---------- Excerpted text ----------

Consumers groups have expressed concern for the elderly if cheques are abolished, suggesting that it will result in them hoarding cash at home.

Appearing before the Treasury Select Committee, Jane Vass, of Age Concern and Help the Aged, warned that there could be a security issue if cheques were to be scrapped.

“This would encourage people to return to cash. We have concerns about large amounts of money kept at home. Older people will be forced to depend on others,” said Ms Vass.

At the end of last year, the UK Payments Council voted to phase out cheques on 31 October 2018, but stated at the time that cheques will not be phased out until an “accessible and acceptable” alternative payment system is introduced.

The use of the cheque book has been in decline for many years as consumers opt for quicker payment methods.

Major retailers such as Tesco and Sainsbury’s no longer accept cheques, arguing that phasing out the use of cheques in stores resulted in quicker service and improved security for consumers.

Figures show it costs up to £1 to process a cheque - four times more than it costs to handle an electronic payment. The move will save banks hundreds of millions each year.

However, charities which represent older people did not welcome the decision and said the scrapping of cheques could make older people vulnerable as they may hoard large amounts of cash in their home.

---------- Listed records ----------

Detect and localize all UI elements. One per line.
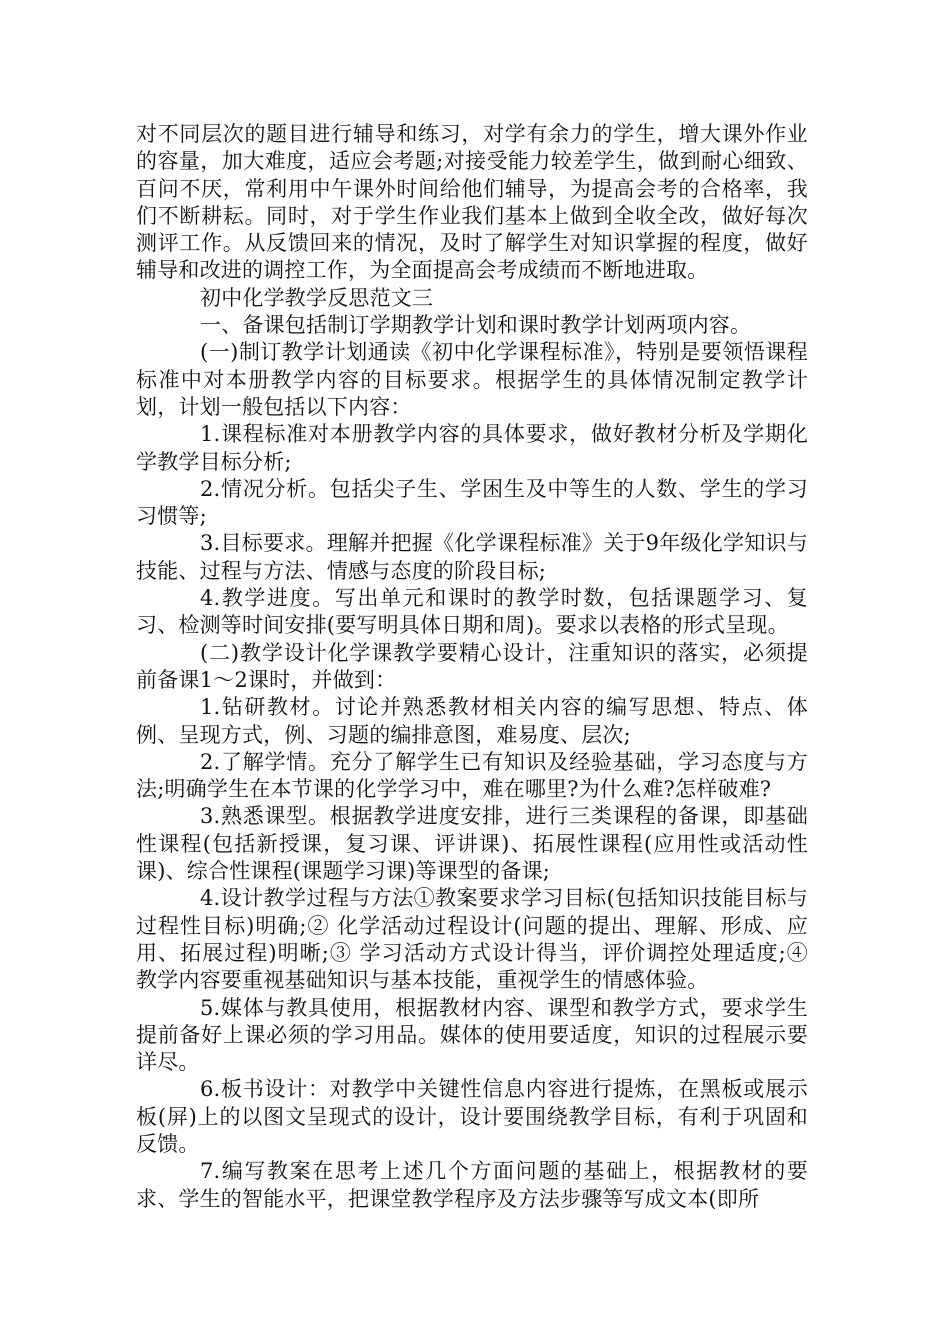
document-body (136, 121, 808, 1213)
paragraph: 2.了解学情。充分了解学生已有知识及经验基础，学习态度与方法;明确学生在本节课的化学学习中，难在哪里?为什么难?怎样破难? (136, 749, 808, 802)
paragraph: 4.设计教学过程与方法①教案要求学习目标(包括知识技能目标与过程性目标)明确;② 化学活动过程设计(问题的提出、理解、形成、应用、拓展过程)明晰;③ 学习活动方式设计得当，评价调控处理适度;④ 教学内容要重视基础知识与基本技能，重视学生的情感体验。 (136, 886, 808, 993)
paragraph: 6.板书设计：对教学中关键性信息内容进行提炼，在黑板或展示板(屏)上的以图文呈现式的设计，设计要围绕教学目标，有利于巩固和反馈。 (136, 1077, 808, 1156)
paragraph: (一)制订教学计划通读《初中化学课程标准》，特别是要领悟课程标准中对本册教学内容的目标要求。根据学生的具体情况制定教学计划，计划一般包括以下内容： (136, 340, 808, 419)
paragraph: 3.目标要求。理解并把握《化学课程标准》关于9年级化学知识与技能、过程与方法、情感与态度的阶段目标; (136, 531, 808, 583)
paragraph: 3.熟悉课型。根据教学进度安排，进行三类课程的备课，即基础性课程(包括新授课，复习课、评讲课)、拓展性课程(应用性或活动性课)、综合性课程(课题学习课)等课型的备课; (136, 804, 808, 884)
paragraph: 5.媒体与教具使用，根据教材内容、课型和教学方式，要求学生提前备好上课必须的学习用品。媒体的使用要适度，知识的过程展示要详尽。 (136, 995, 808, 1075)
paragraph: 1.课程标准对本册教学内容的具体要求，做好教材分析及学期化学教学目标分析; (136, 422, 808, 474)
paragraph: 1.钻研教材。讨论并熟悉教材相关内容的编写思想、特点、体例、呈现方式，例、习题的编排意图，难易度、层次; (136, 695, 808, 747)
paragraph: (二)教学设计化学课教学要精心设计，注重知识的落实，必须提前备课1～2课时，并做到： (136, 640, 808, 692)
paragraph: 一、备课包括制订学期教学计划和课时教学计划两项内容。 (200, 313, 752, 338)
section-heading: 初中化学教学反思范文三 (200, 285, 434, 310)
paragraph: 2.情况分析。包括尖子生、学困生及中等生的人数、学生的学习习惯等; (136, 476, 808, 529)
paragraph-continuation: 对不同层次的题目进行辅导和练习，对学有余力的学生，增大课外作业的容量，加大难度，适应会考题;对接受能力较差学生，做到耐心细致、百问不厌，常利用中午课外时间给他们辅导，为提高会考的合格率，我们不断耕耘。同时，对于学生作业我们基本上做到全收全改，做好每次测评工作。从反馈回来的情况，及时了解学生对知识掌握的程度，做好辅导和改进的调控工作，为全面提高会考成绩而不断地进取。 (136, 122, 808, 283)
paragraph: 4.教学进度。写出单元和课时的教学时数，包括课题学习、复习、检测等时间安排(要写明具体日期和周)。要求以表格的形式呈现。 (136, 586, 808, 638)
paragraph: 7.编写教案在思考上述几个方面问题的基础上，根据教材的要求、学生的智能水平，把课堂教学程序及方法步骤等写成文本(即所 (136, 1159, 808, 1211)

----------
---------- Listed records ----------

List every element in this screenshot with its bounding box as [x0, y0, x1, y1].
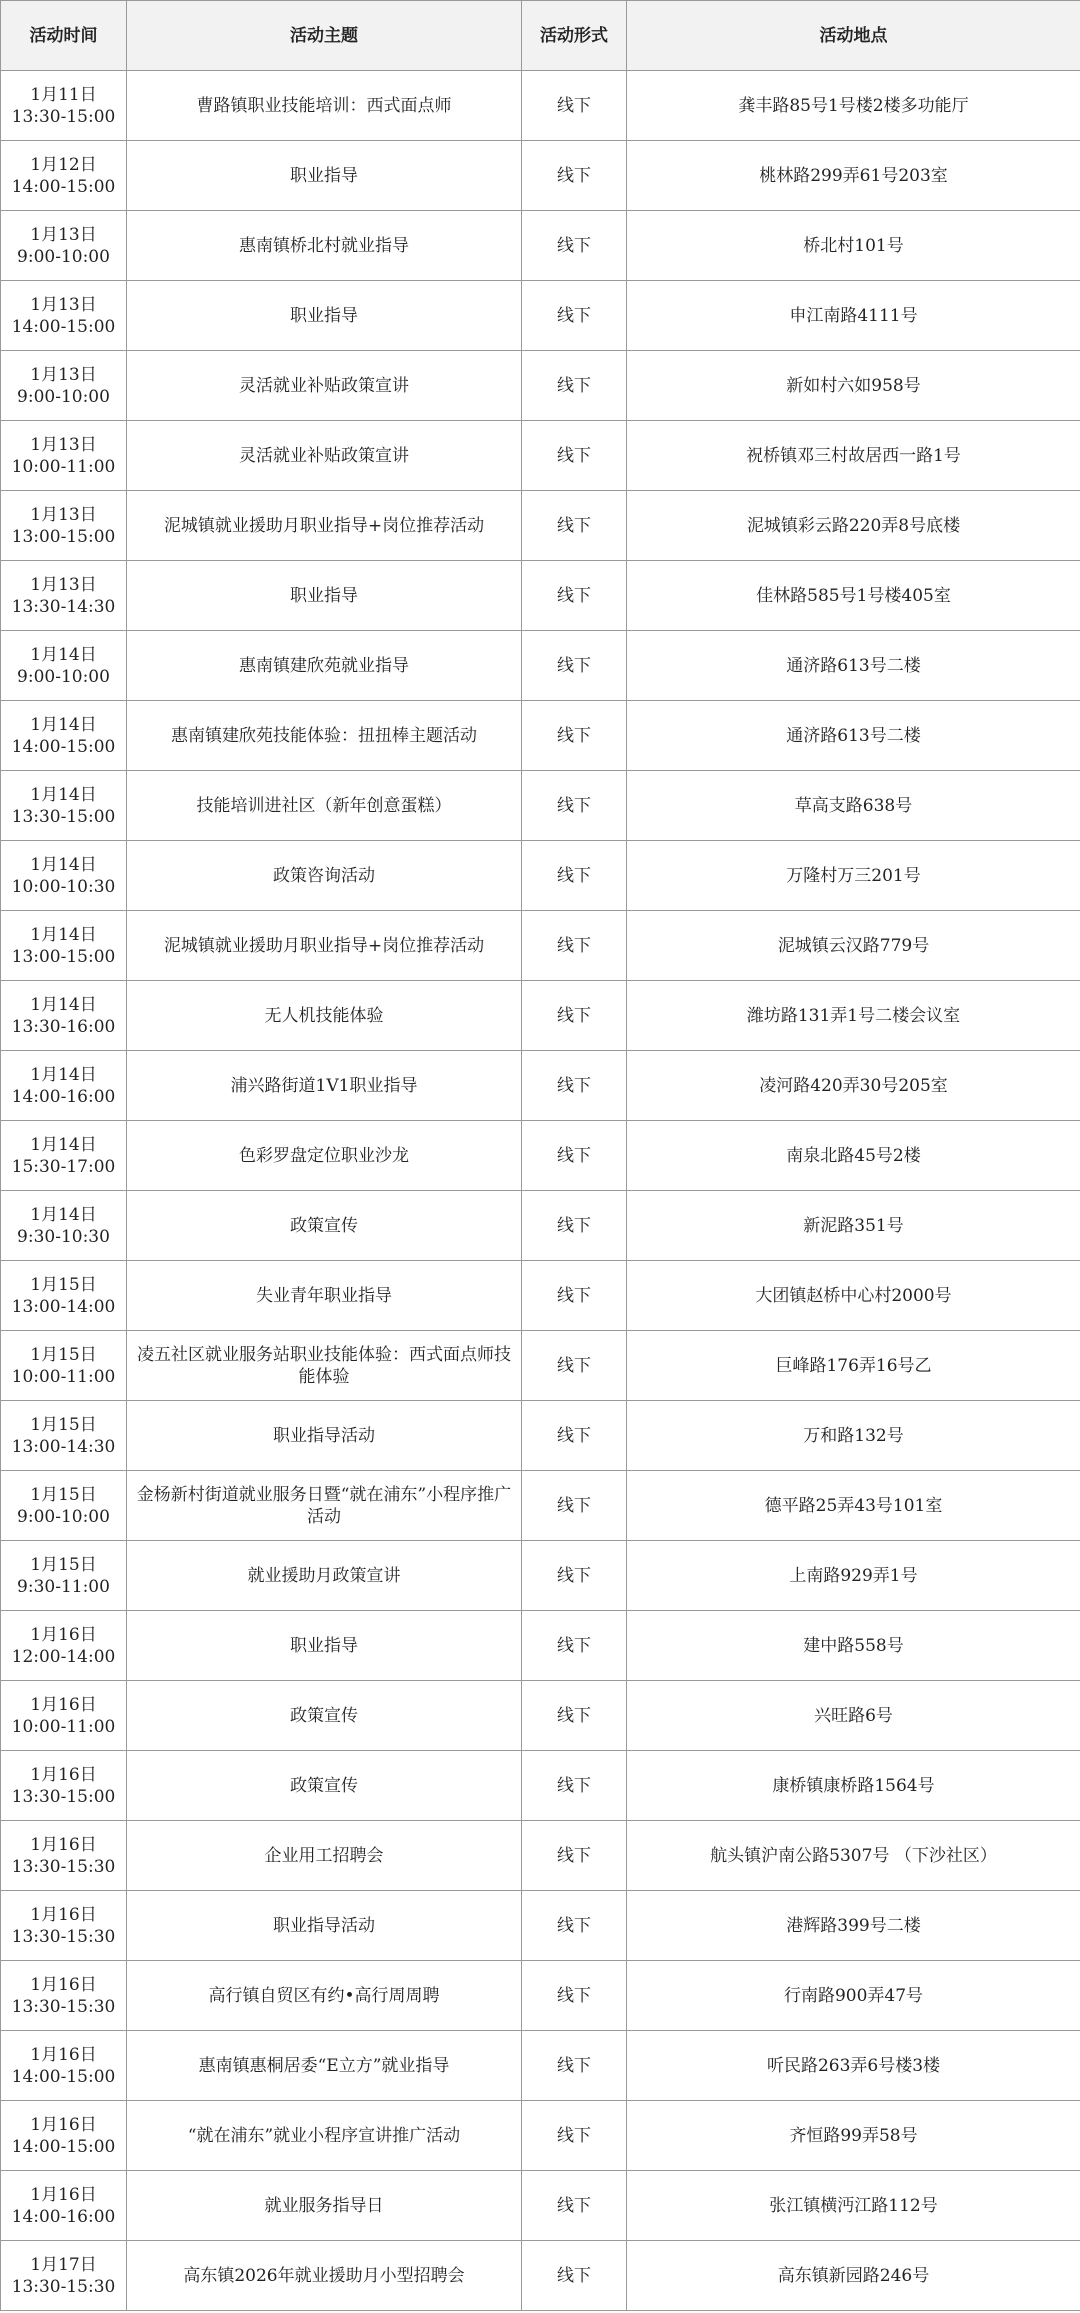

----------

Job: From the article on phasing out cheques, extract the passage starting at "The use of the" and ending at "security for consumers.", copying it word for word.

Solution:
The use of the cheque book has been in decline for many years as consumers opt for quicker payment methods.

Major retailers such as Tesco and Sainsbury’s no longer accept cheques, arguing that phasing out the use of cheques in stores resulted in quicker service and improved security for consumers.